**SHORT EXERCISE**
Count how many lines hold the string "this". Answer with that number and nothing more.

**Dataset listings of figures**
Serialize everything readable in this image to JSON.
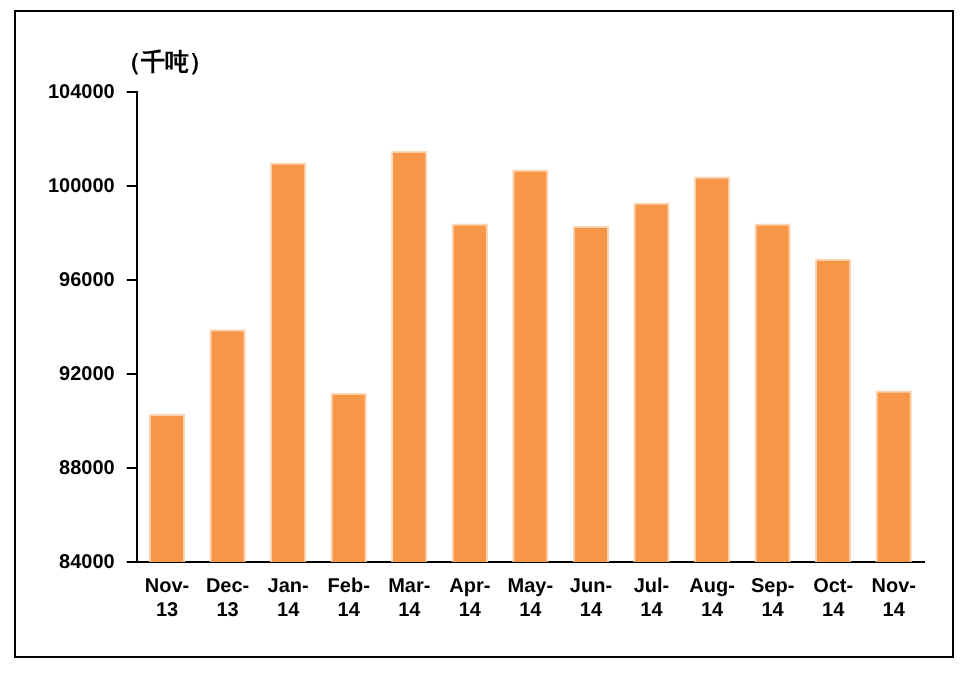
{
  "chart_data": {
    "type": "bar",
    "ylabel": "（千吨）",
    "categories": [
      "Nov-13",
      "Dec-13",
      "Jan-14",
      "Feb-14",
      "Mar-14",
      "Apr-14",
      "May-14",
      "Jun-14",
      "Jul-14",
      "Aug-14",
      "Sep-14",
      "Oct-14",
      "Nov-14"
    ],
    "values": [
      90300,
      93900,
      101000,
      91200,
      101500,
      98400,
      100700,
      98300,
      99300,
      100400,
      98400,
      96900,
      91300
    ],
    "color": "#f79646",
    "ylim": [
      84000,
      104000
    ],
    "yticks": [
      84000,
      88000,
      92000,
      96000,
      100000,
      104000
    ],
    "grid": false,
    "legend": false
  }
}
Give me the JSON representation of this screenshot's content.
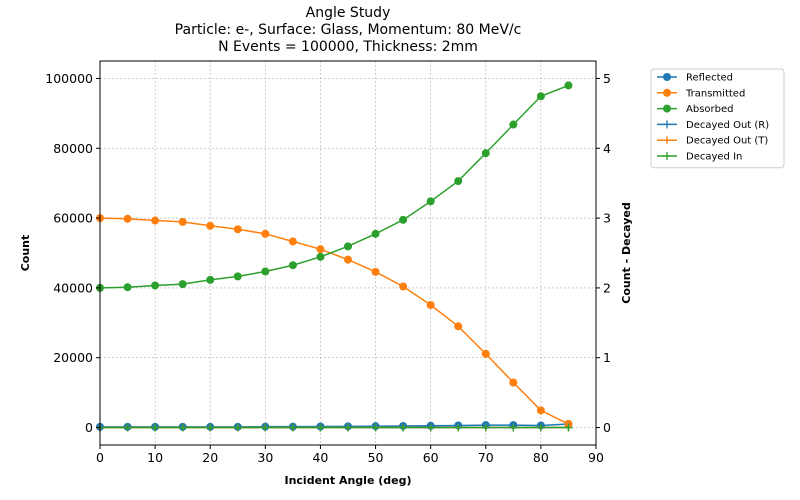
{
  "chart_data": {
    "type": "line",
    "title_lines": [
      "Angle Study",
      "Particle: e-, Surface: Glass, Momentum: 80 MeV/c",
      "N Events = 100000, Thickness: 2mm"
    ],
    "xlabel": "Incident Angle (deg)",
    "ylabel": "Count",
    "ylabel_right": "Count - Decayed",
    "ylabel_right_color": "#ff0000",
    "xlim": [
      0,
      90
    ],
    "ylim": [
      -5000,
      105000
    ],
    "ylim_right": [
      -0.25,
      5.25
    ],
    "x_ticks": [
      0,
      10,
      20,
      30,
      40,
      50,
      60,
      70,
      80,
      90
    ],
    "y_ticks": [
      0,
      20000,
      40000,
      60000,
      80000,
      100000
    ],
    "y_ticks_right": [
      0,
      1,
      2,
      3,
      4,
      5
    ],
    "grid": true,
    "legend_position": "outside-top-right",
    "x": [
      0,
      5,
      10,
      15,
      20,
      25,
      30,
      35,
      40,
      45,
      50,
      55,
      60,
      65,
      70,
      75,
      80,
      85
    ],
    "series": [
      {
        "name": "Reflected",
        "axis": "left",
        "marker": "circle",
        "color": "#1f77b4",
        "values": [
          200,
          200,
          200,
          200,
          200,
          200,
          250,
          250,
          300,
          350,
          400,
          450,
          500,
          600,
          700,
          700,
          600,
          1000
        ]
      },
      {
        "name": "Transmitted",
        "axis": "left",
        "marker": "circle",
        "color": "#ff7f0e",
        "values": [
          60000,
          59800,
          59300,
          58900,
          57800,
          56800,
          55500,
          53300,
          51100,
          48100,
          44600,
          40400,
          35100,
          29000,
          21100,
          12900,
          4900,
          1000
        ]
      },
      {
        "name": "Absorbed",
        "axis": "left",
        "marker": "circle",
        "color": "#2ca02c",
        "values": [
          40000,
          40200,
          40700,
          41100,
          42300,
          43300,
          44700,
          46500,
          48900,
          51900,
          55500,
          59500,
          64800,
          70600,
          78600,
          86800,
          94900,
          98000
        ]
      },
      {
        "name": "Decayed Out (R)",
        "axis": "right",
        "marker": "plus",
        "color": "#1f77b4",
        "values": [
          0,
          0,
          0,
          0,
          0,
          0,
          0,
          0,
          0,
          0,
          0,
          0,
          0,
          0,
          0,
          0,
          0,
          0
        ]
      },
      {
        "name": "Decayed Out (T)",
        "axis": "right",
        "marker": "plus",
        "color": "#ff7f0e",
        "values": [
          0,
          0,
          0,
          0,
          0,
          0,
          0,
          0,
          0,
          0,
          0,
          0,
          0,
          0,
          0,
          0,
          0,
          0
        ]
      },
      {
        "name": "Decayed In",
        "axis": "right",
        "marker": "plus",
        "color": "#2ca02c",
        "values": [
          0,
          0,
          0,
          0,
          0,
          0,
          0,
          0,
          0,
          0,
          0,
          0,
          0,
          0,
          0,
          0,
          0,
          0
        ]
      }
    ]
  }
}
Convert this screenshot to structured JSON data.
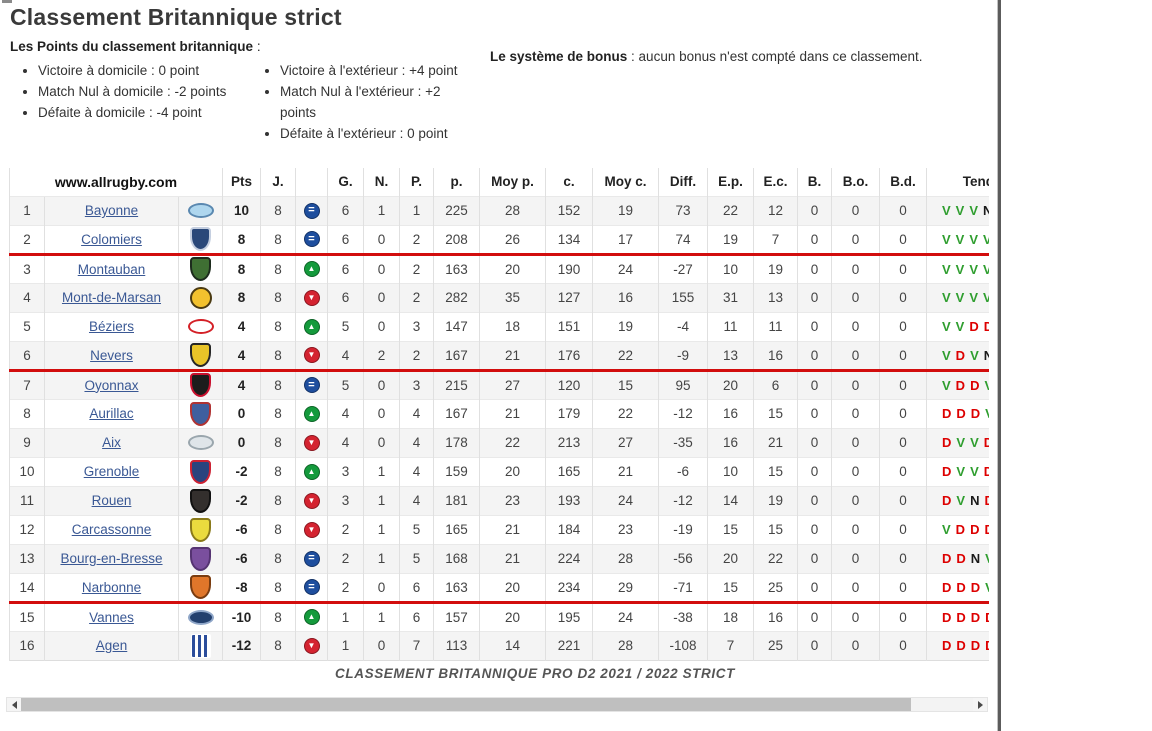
{
  "header": {
    "title": "Classement Britannique strict"
  },
  "points": {
    "heading": "Les Points du classement britannique",
    "colon": " :",
    "home": [
      "Victoire à domicile : 0 point",
      "Match Nul à domicile : -2 points",
      "Défaite à domicile : -4 point"
    ],
    "away": [
      "Victoire à l'extérieur : +4 point",
      "Match Nul à l'extérieur : +2 points",
      "Défaite à l'extérieur : 0 point"
    ]
  },
  "bonus": {
    "label": "Le système de bonus",
    "text": " : aucun bonus n'est compté dans ce classement."
  },
  "colors": {
    "win_letter": "#2f9e2f",
    "loss_letter": "#dd0000",
    "draw_letter": "#1a1a1a",
    "move_same": "#1e4e9e",
    "move_up": "#149a3c",
    "move_down": "#d42330",
    "separator_line": "#d20d0d",
    "link": "#3a5894"
  },
  "table": {
    "site_header": "www.allrugby.com",
    "columns": {
      "pts": "Pts",
      "j": "J.",
      "g": "G.",
      "n": "N.",
      "p": "P.",
      "pp": "p.",
      "moyp": "Moy p.",
      "c": "c.",
      "moyc": "Moy c.",
      "diff": "Diff.",
      "ep": "E.p.",
      "ec": "E.c.",
      "b": "B.",
      "bo": "B.o.",
      "bd": "B.d.",
      "tend": "Tendance"
    },
    "caption": "CLASSEMENT BRITANNIQUE PRO D2 2021 / 2022 STRICT",
    "rows": [
      {
        "rank": 1,
        "team": "Bayonne",
        "pts": "10",
        "j": 8,
        "move": "same",
        "g": 6,
        "n": 1,
        "p": 1,
        "pp": 225,
        "moyp": 28,
        "c": 152,
        "moyc": 19,
        "diff": "73",
        "ep": 22,
        "ec": 12,
        "b": 0,
        "bo": 0,
        "bd": 0,
        "tend": [
          "V",
          "V",
          "V",
          "N"
        ],
        "shaded": true,
        "sep": false,
        "logo": {
          "shape": "oval",
          "c1": "#aed6ee",
          "c2": "#5a88b0"
        }
      },
      {
        "rank": 2,
        "team": "Colomiers",
        "pts": "8",
        "j": 8,
        "move": "same",
        "g": 6,
        "n": 0,
        "p": 2,
        "pp": 208,
        "moyp": 26,
        "c": 134,
        "moyc": 17,
        "diff": "74",
        "ep": 19,
        "ec": 7,
        "b": 0,
        "bo": 0,
        "bd": 0,
        "tend": [
          "V",
          "V",
          "V",
          "V"
        ],
        "shaded": false,
        "sep": true,
        "logo": {
          "shape": "shield",
          "c1": "#2a4879",
          "c2": "#c5cfe0"
        }
      },
      {
        "rank": 3,
        "team": "Montauban",
        "pts": "8",
        "j": 8,
        "move": "up",
        "g": 6,
        "n": 0,
        "p": 2,
        "pp": 163,
        "moyp": 20,
        "c": 190,
        "moyc": 24,
        "diff": "-27",
        "ep": 10,
        "ec": 19,
        "b": 0,
        "bo": 0,
        "bd": 0,
        "tend": [
          "V",
          "V",
          "V",
          "V"
        ],
        "shaded": false,
        "sep": false,
        "logo": {
          "shape": "shield",
          "c1": "#3f6f33",
          "c2": "#1d2b1d"
        }
      },
      {
        "rank": 4,
        "team": "Mont-de-Marsan",
        "pts": "8",
        "j": 8,
        "move": "down",
        "g": 6,
        "n": 0,
        "p": 2,
        "pp": 282,
        "moyp": 35,
        "c": 127,
        "moyc": 16,
        "diff": "155",
        "ep": 31,
        "ec": 13,
        "b": 0,
        "bo": 0,
        "bd": 0,
        "tend": [
          "V",
          "V",
          "V",
          "V"
        ],
        "shaded": true,
        "sep": false,
        "logo": {
          "shape": "circle",
          "c1": "#f2c12e",
          "c2": "#4a3a12"
        }
      },
      {
        "rank": 5,
        "team": "Béziers",
        "pts": "4",
        "j": 8,
        "move": "up",
        "g": 5,
        "n": 0,
        "p": 3,
        "pp": 147,
        "moyp": 18,
        "c": 151,
        "moyc": 19,
        "diff": "-4",
        "ep": 11,
        "ec": 11,
        "b": 0,
        "bo": 0,
        "bd": 0,
        "tend": [
          "V",
          "V",
          "D",
          "D"
        ],
        "shaded": false,
        "sep": false,
        "logo": {
          "shape": "oval",
          "c1": "#ffffff",
          "c2": "#d42027"
        }
      },
      {
        "rank": 6,
        "team": "Nevers",
        "pts": "4",
        "j": 8,
        "move": "down",
        "g": 4,
        "n": 2,
        "p": 2,
        "pp": 167,
        "moyp": 21,
        "c": 176,
        "moyc": 22,
        "diff": "-9",
        "ep": 13,
        "ec": 16,
        "b": 0,
        "bo": 0,
        "bd": 0,
        "tend": [
          "V",
          "D",
          "V",
          "N"
        ],
        "shaded": true,
        "sep": true,
        "logo": {
          "shape": "shield",
          "c1": "#e9c428",
          "c2": "#262626"
        }
      },
      {
        "rank": 7,
        "team": "Oyonnax",
        "pts": "4",
        "j": 8,
        "move": "same",
        "g": 5,
        "n": 0,
        "p": 3,
        "pp": 215,
        "moyp": 27,
        "c": 120,
        "moyc": 15,
        "diff": "95",
        "ep": 20,
        "ec": 6,
        "b": 0,
        "bo": 0,
        "bd": 0,
        "tend": [
          "V",
          "D",
          "D",
          "V"
        ],
        "shaded": true,
        "sep": false,
        "logo": {
          "shape": "shield",
          "c1": "#1c1c1c",
          "c2": "#c8102e"
        }
      },
      {
        "rank": 8,
        "team": "Aurillac",
        "pts": "0",
        "j": 8,
        "move": "up",
        "g": 4,
        "n": 0,
        "p": 4,
        "pp": 167,
        "moyp": 21,
        "c": 179,
        "moyc": 22,
        "diff": "-12",
        "ep": 16,
        "ec": 15,
        "b": 0,
        "bo": 0,
        "bd": 0,
        "tend": [
          "D",
          "D",
          "D",
          "V"
        ],
        "shaded": false,
        "sep": false,
        "logo": {
          "shape": "shield",
          "c1": "#3f5f9e",
          "c2": "#b03333"
        }
      },
      {
        "rank": 9,
        "team": "Aix",
        "pts": "0",
        "j": 8,
        "move": "down",
        "g": 4,
        "n": 0,
        "p": 4,
        "pp": 178,
        "moyp": 22,
        "c": 213,
        "moyc": 27,
        "diff": "-35",
        "ep": 16,
        "ec": 21,
        "b": 0,
        "bo": 0,
        "bd": 0,
        "tend": [
          "D",
          "V",
          "V",
          "D"
        ],
        "shaded": true,
        "sep": false,
        "logo": {
          "shape": "oval",
          "c1": "#dfe5e9",
          "c2": "#9aa6ad"
        }
      },
      {
        "rank": 10,
        "team": "Grenoble",
        "pts": "-2",
        "j": 8,
        "move": "up",
        "g": 3,
        "n": 1,
        "p": 4,
        "pp": 159,
        "moyp": 20,
        "c": 165,
        "moyc": 21,
        "diff": "-6",
        "ep": 10,
        "ec": 15,
        "b": 0,
        "bo": 0,
        "bd": 0,
        "tend": [
          "D",
          "V",
          "V",
          "D"
        ],
        "shaded": false,
        "sep": false,
        "logo": {
          "shape": "shield",
          "c1": "#2a447e",
          "c2": "#cc2233"
        }
      },
      {
        "rank": 11,
        "team": "Rouen",
        "pts": "-2",
        "j": 8,
        "move": "down",
        "g": 3,
        "n": 1,
        "p": 4,
        "pp": 181,
        "moyp": 23,
        "c": 193,
        "moyc": 24,
        "diff": "-12",
        "ep": 14,
        "ec": 19,
        "b": 0,
        "bo": 0,
        "bd": 0,
        "tend": [
          "D",
          "V",
          "N",
          "D"
        ],
        "shaded": true,
        "sep": false,
        "logo": {
          "shape": "shield",
          "c1": "#332f2d",
          "c2": "#111111"
        }
      },
      {
        "rank": 12,
        "team": "Carcassonne",
        "pts": "-6",
        "j": 8,
        "move": "down",
        "g": 2,
        "n": 1,
        "p": 5,
        "pp": 165,
        "moyp": 21,
        "c": 184,
        "moyc": 23,
        "diff": "-19",
        "ep": 15,
        "ec": 15,
        "b": 0,
        "bo": 0,
        "bd": 0,
        "tend": [
          "V",
          "D",
          "D",
          "D"
        ],
        "shaded": false,
        "sep": false,
        "logo": {
          "shape": "shield",
          "c1": "#eadb3e",
          "c2": "#8a7a1a"
        }
      },
      {
        "rank": 13,
        "team": "Bourg-en-Bresse",
        "pts": "-6",
        "j": 8,
        "move": "same",
        "g": 2,
        "n": 1,
        "p": 5,
        "pp": 168,
        "moyp": 21,
        "c": 224,
        "moyc": 28,
        "diff": "-56",
        "ep": 20,
        "ec": 22,
        "b": 0,
        "bo": 0,
        "bd": 0,
        "tend": [
          "D",
          "D",
          "N",
          "V"
        ],
        "shaded": true,
        "sep": false,
        "logo": {
          "shape": "shield",
          "c1": "#7a4f9e",
          "c2": "#553372"
        }
      },
      {
        "rank": 14,
        "team": "Narbonne",
        "pts": "-8",
        "j": 8,
        "move": "same",
        "g": 2,
        "n": 0,
        "p": 6,
        "pp": 163,
        "moyp": 20,
        "c": 234,
        "moyc": 29,
        "diff": "-71",
        "ep": 15,
        "ec": 25,
        "b": 0,
        "bo": 0,
        "bd": 0,
        "tend": [
          "D",
          "D",
          "D",
          "V"
        ],
        "shaded": false,
        "sep": true,
        "logo": {
          "shape": "shield",
          "c1": "#e0762a",
          "c2": "#7a3c10"
        }
      },
      {
        "rank": 15,
        "team": "Vannes",
        "pts": "-10",
        "j": 8,
        "move": "up",
        "g": 1,
        "n": 1,
        "p": 6,
        "pp": 157,
        "moyp": 20,
        "c": 195,
        "moyc": 24,
        "diff": "-38",
        "ep": 18,
        "ec": 16,
        "b": 0,
        "bo": 0,
        "bd": 0,
        "tend": [
          "D",
          "D",
          "D",
          "D"
        ],
        "shaded": false,
        "sep": false,
        "logo": {
          "shape": "oval",
          "c1": "#23406e",
          "c2": "#8fa6c8"
        }
      },
      {
        "rank": 16,
        "team": "Agen",
        "pts": "-12",
        "j": 8,
        "move": "down",
        "g": 1,
        "n": 0,
        "p": 7,
        "pp": 113,
        "moyp": 14,
        "c": 221,
        "moyc": 28,
        "diff": "-108",
        "ep": 7,
        "ec": 25,
        "b": 0,
        "bo": 0,
        "bd": 0,
        "tend": [
          "D",
          "D",
          "D",
          "D"
        ],
        "shaded": true,
        "sep": false,
        "logo": {
          "shape": "bars",
          "c1": "#2b4d9b",
          "c2": "#ffffff"
        }
      }
    ]
  }
}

**RESULT**
3